== Brief ==
Output each entry below as it stands, leaving out every picture.

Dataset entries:
□ □ □ □ □ □ □
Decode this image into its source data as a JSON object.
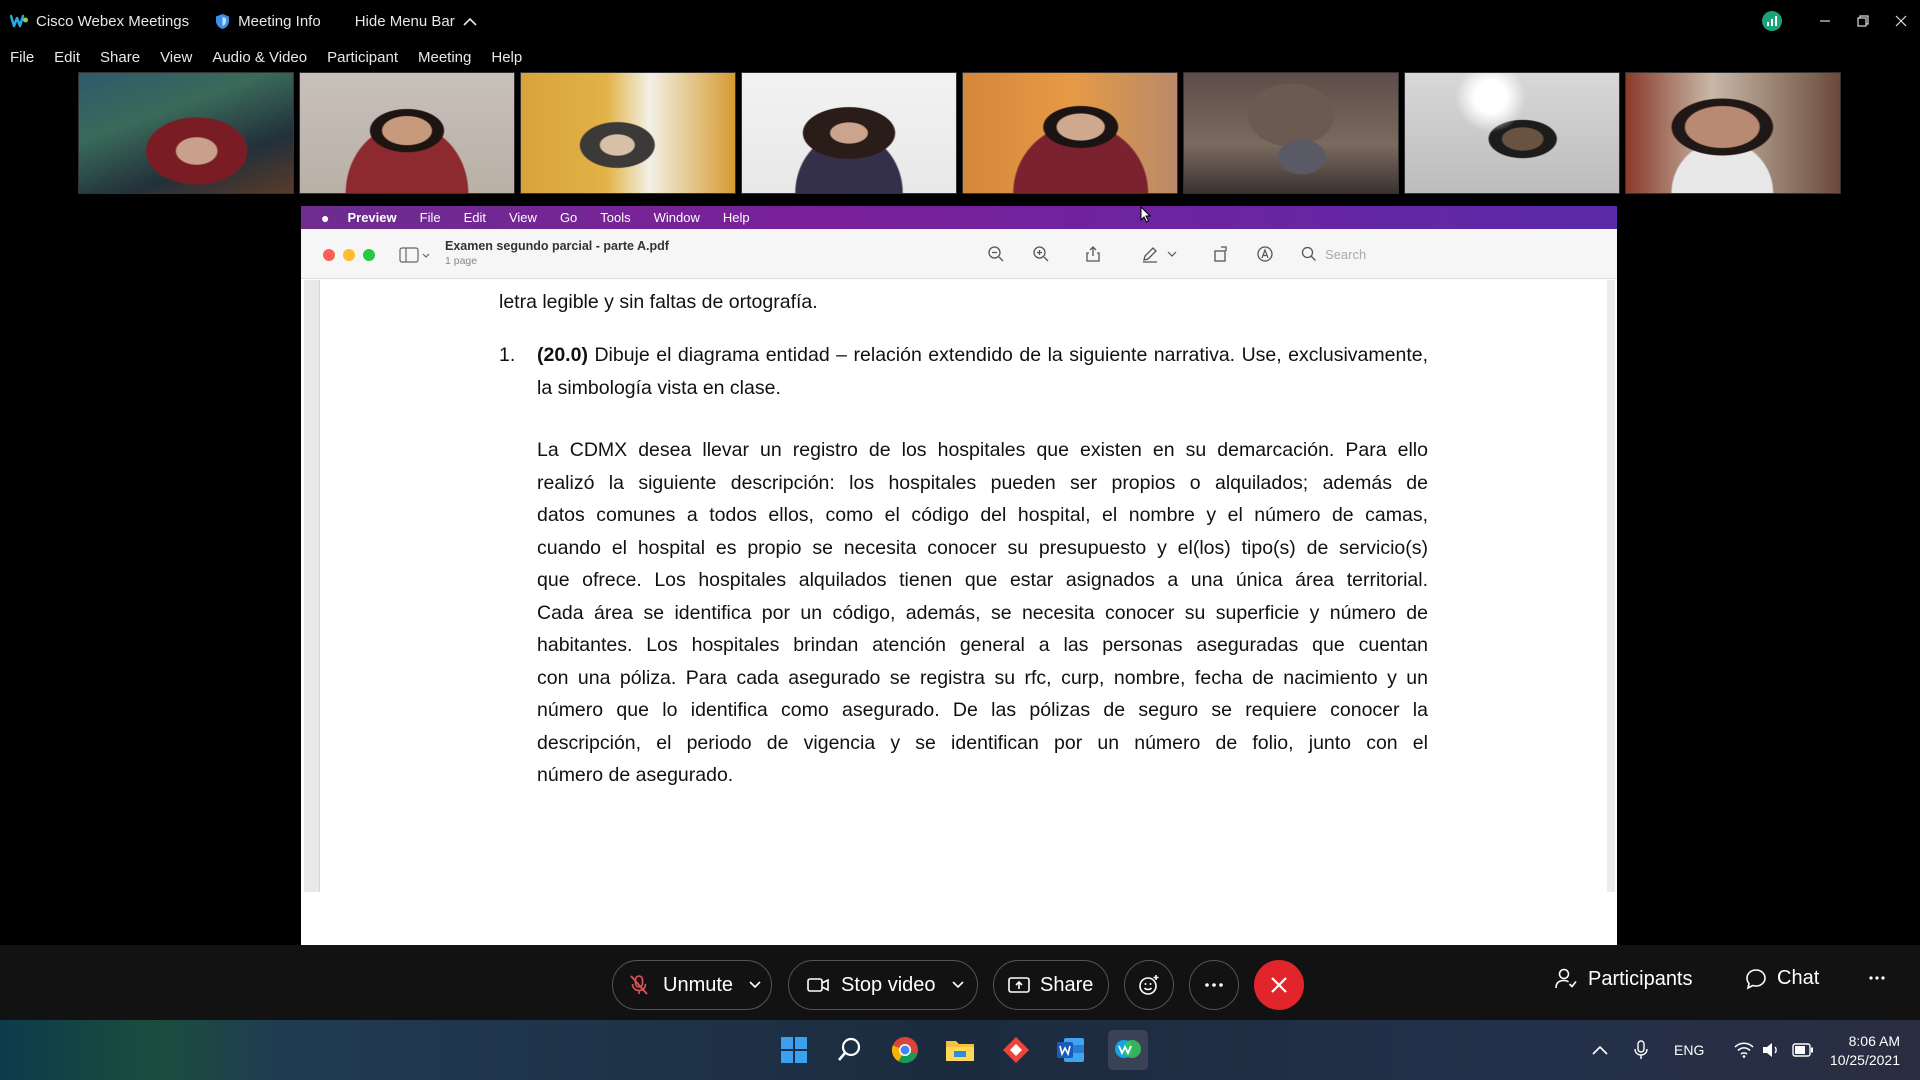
{
  "window": {
    "app_title": "Cisco Webex Meetings",
    "meeting_info": "Meeting Info",
    "hide_menu_bar": "Hide Menu Bar"
  },
  "menu": [
    "File",
    "Edit",
    "Share",
    "View",
    "Audio & Video",
    "Participant",
    "Meeting",
    "Help"
  ],
  "participants_count_thumbs": 8,
  "preview": {
    "mac_menu": [
      "Preview",
      "File",
      "Edit",
      "View",
      "Go",
      "Tools",
      "Window",
      "Help"
    ],
    "doc_title": "Examen segundo parcial - parte  A.pdf",
    "doc_pages": "1 page",
    "search_placeholder": "Search",
    "lead_line": "letra legible y sin faltas de ortografía.",
    "item_number": "1.",
    "item_points": "(20.0)",
    "item_text": " Dibuje el diagrama entidad – relación extendido de la siguiente narrativa. Use, exclusivamente, la simbología vista en clase.",
    "paragraph_lines": [
      "La CDMX desea llevar un registro de los hospitales que existen en su demarcación. Para ello",
      "realizó la siguiente descripción: los hospitales pueden ser propios o alquilados; además de",
      "datos comunes a todos ellos, como el código del hospital, el nombre y el número de camas,",
      "cuando el hospital es propio se necesita conocer su presupuesto y el(los) tipo(s) de servicio(s)",
      "que ofrece. Los hospitales alquilados tienen que estar asignados a una única área territorial.",
      "Cada área se identifica por un código, además, se necesita conocer su superficie y número de",
      "habitantes. Los hospitales brindan atención general a las personas aseguradas que cuentan",
      "con una póliza. Para cada asegurado se registra su rfc, curp, nombre, fecha de nacimiento y un",
      "número que lo identifica como asegurado. De las pólizas de seguro se requiere conocer la",
      "descripción, el periodo de vigencia y se identifican por un número de folio, junto con el",
      "número de asegurado."
    ]
  },
  "controls": {
    "unmute": "Unmute",
    "stop_video": "Stop video",
    "share": "Share",
    "participants": "Participants",
    "chat": "Chat"
  },
  "taskbar": {
    "language": "ENG",
    "time": "8:06 AM",
    "date": "10/25/2021"
  },
  "colors": {
    "mac_menu_accent": "#6e2d8f",
    "end_call": "#e1252b",
    "webex_status": "#1aa37a"
  }
}
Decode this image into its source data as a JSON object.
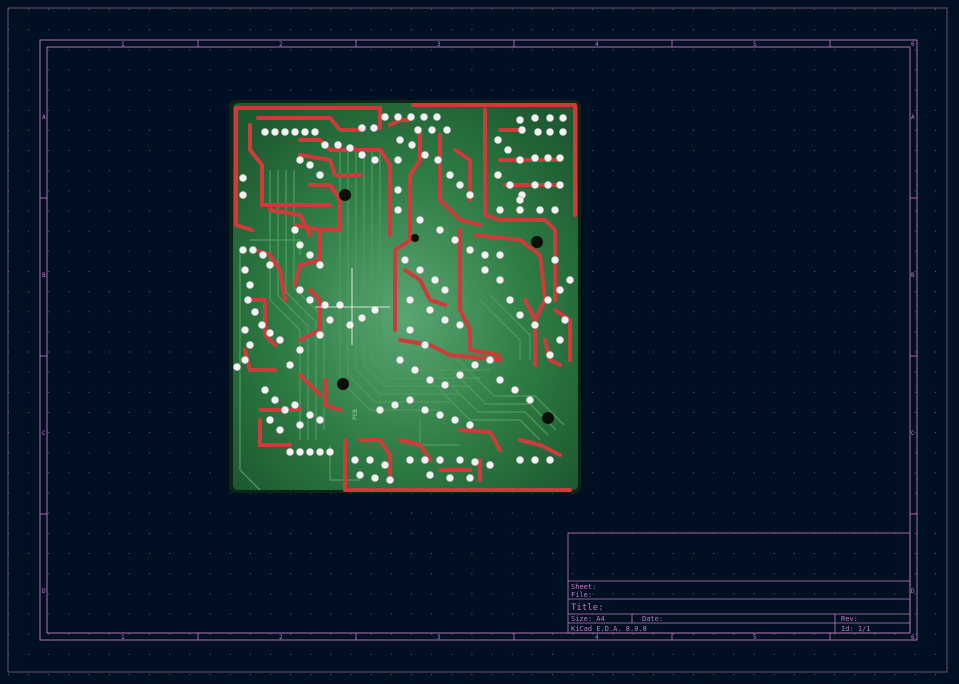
{
  "app": {
    "name": "KiCad PCB canvas"
  },
  "colors": {
    "background": "#001023",
    "grid": "#5a6b80",
    "frame": "#c37ac0",
    "board_green": "#2f7d45",
    "trace_red": "#cf3b39",
    "pad_white": "#f2f2f2",
    "cursor": "#ffffff"
  },
  "frame": {
    "column_labels": [
      "1",
      "2",
      "3",
      "4",
      "5",
      "6"
    ],
    "row_labels": [
      "A",
      "B",
      "C",
      "D"
    ]
  },
  "title_block": {
    "sheet_label": "Sheet:",
    "file_label": "File:",
    "title_label": "Title:",
    "size_label": "Size: A4",
    "date_label": "Date:",
    "rev_label": "Rev:",
    "generator": "KiCad E.D.A. 8.0.8",
    "id_label": "Id: 1/1"
  },
  "board": {
    "silkscreen_label": "PCB"
  }
}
□ □ □ □ □ □ □
== Task result ==
Decode this image into its source data as a JSON object.
{
  "window": {
    "app_title": "Cisco Webex Meetings",
    "meeting_info": "Meeting Info",
    "hide_menu_bar": "Hide Menu Bar"
  },
  "menu": [
    "File",
    "Edit",
    "Share",
    "View",
    "Audio & Video",
    "Participant",
    "Meeting",
    "Help"
  ],
  "participants_count_thumbs": 8,
  "preview": {
    "mac_menu": [
      "Preview",
      "File",
      "Edit",
      "View",
      "Go",
      "Tools",
      "Window",
      "Help"
    ],
    "doc_title": "Examen segundo parcial - parte  A.pdf",
    "doc_pages": "1 page",
    "search_placeholder": "Search",
    "lead_line": "letra legible y sin faltas de ortografía.",
    "item_number": "1.",
    "item_points": "(20.0)",
    "item_text": " Dibuje el diagrama entidad – relación extendido de la siguiente narrativa. Use, exclusivamente, la simbología vista en clase.",
    "paragraph_lines": [
      "La CDMX desea llevar un registro de los hospitales que existen en su demarcación. Para ello",
      "realizó la siguiente descripción: los hospitales pueden ser propios o alquilados; además de",
      "datos comunes a todos ellos, como el código del hospital, el nombre y el número de camas,",
      "cuando el hospital es propio se necesita conocer su presupuesto y el(los) tipo(s) de servicio(s)",
      "que ofrece. Los hospitales alquilados tienen que estar asignados a una única área territorial.",
      "Cada área se identifica por un código, además, se necesita conocer su superficie y número de",
      "habitantes. Los hospitales brindan atención general a las personas aseguradas que cuentan",
      "con una póliza. Para cada asegurado se registra su rfc, curp, nombre, fecha de nacimiento y un",
      "número que lo identifica como asegurado. De las pólizas de seguro se requiere conocer la",
      "descripción, el periodo de vigencia y se identifican por un número de folio, junto con el",
      "número de asegurado."
    ]
  },
  "controls": {
    "unmute": "Unmute",
    "stop_video": "Stop video",
    "share": "Share",
    "participants": "Participants",
    "chat": "Chat"
  },
  "taskbar": {
    "language": "ENG",
    "time": "8:06 AM",
    "date": "10/25/2021"
  },
  "colors": {
    "mac_menu_accent": "#6e2d8f",
    "end_call": "#e1252b",
    "webex_status": "#1aa37a"
  }
}
Decode this image into its source data as a JSON object.
{
  "app": {
    "name": "KiCad PCB canvas"
  },
  "colors": {
    "background": "#001023",
    "grid": "#5a6b80",
    "frame": "#c37ac0",
    "board_green": "#2f7d45",
    "trace_red": "#cf3b39",
    "pad_white": "#f2f2f2",
    "cursor": "#ffffff"
  },
  "frame": {
    "column_labels": [
      "1",
      "2",
      "3",
      "4",
      "5",
      "6"
    ],
    "row_labels": [
      "A",
      "B",
      "C",
      "D"
    ]
  },
  "title_block": {
    "sheet_label": "Sheet:",
    "file_label": "File:",
    "title_label": "Title:",
    "size_label": "Size: A4",
    "date_label": "Date:",
    "rev_label": "Rev:",
    "generator": "KiCad E.D.A. 8.0.8",
    "id_label": "Id: 1/1"
  },
  "board": {
    "silkscreen_label": "PCB"
  }
}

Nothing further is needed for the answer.